===== Provided records =====

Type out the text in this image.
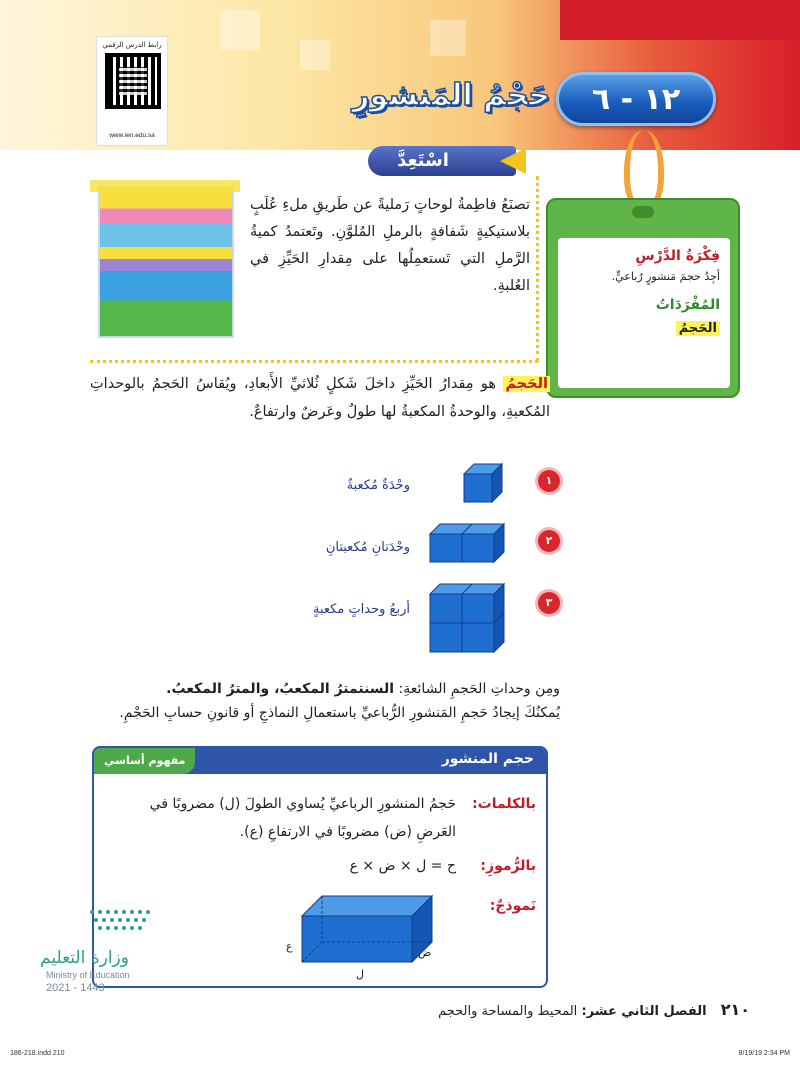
رابط الدرس الرقمي
www.ien.edu.sa
١٢ - ٦
حَجْمُ المَنشورِ
فِكْرَةُ الدَّرْسِ
أجِدُ حجمَ مَنشورٍ رُباعيٍّ.
المُفْرَدَاتُ
الحَجمُ
اسْتَعِدَّ
تصنَعُ فاطِمةُ لوحاتٍ رَمليةً عن طَريقِ ملءِ عُلَبٍ بلاستيكيةٍ شَفافةٍ بالرملِ المُلوَّنِ. وتَعتمدُ كميةُ الرَّملِ التي تَستعمِلُها على مِقدارِ الحَيِّزِ في العُلبةِ.
الحَجمُ هو مِقدارُ الحَيِّزِ داخلَ شَكلٍ ثُلاثيِّ الأَبعادِ، ويُقاسُ الحَجمُ بالوحداتِ المُكعبةِ، والوحدةُ المكعبةُ لها طولٌ وعَرضٌ وارتفاعٌ.
١
وحْدَةٌ مُكعبةٌ
٢
وحْدَتانِ مُكعبتانِ
٣
أربعُ وحداتٍ مكعبةٍ
ومِن وحداتِ الحَجمِ الشائعةِ: السنتمترُ المكعبُ، والمترُ المكعبُ.
يُمكنُكَ إيجادُ حَجمِ المَنشورِ الرُّباعيِّ باستعمالِ النماذجِ أو قانونِ حسابِ الحَجْمِ.
حجم المنشور
مفهوم أساسي
بالكلمات:
حَجمُ المنشورِ الرباعيِّ يُساوي الطولَ (ل) مضروبًا في العَرضِ (ض) مضروبًا في الارتفاعِ (ع).
بالرُّموزِ:
ح = ل × ض × ع
نَموذجٌ:
ع	ض
ل
وزارة التعليم
Ministry of Education
2021 - 1443
٢١٠ الفصل الثاني عشر: المحيط والمساحة والحجم
186-218.indd 210	8/19/19 2:34 PM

=====

▸ The request: From the entries above, copy every line where the word "المنشور" shows up.

▸ Exercise solution:
حجم المنشور
حَجمُ المنشورِ الرباعيِّ يُساوي الطولَ (ل) مضروبًا في العَرضِ (ض) مضروبًا في الارتفاعِ (ع).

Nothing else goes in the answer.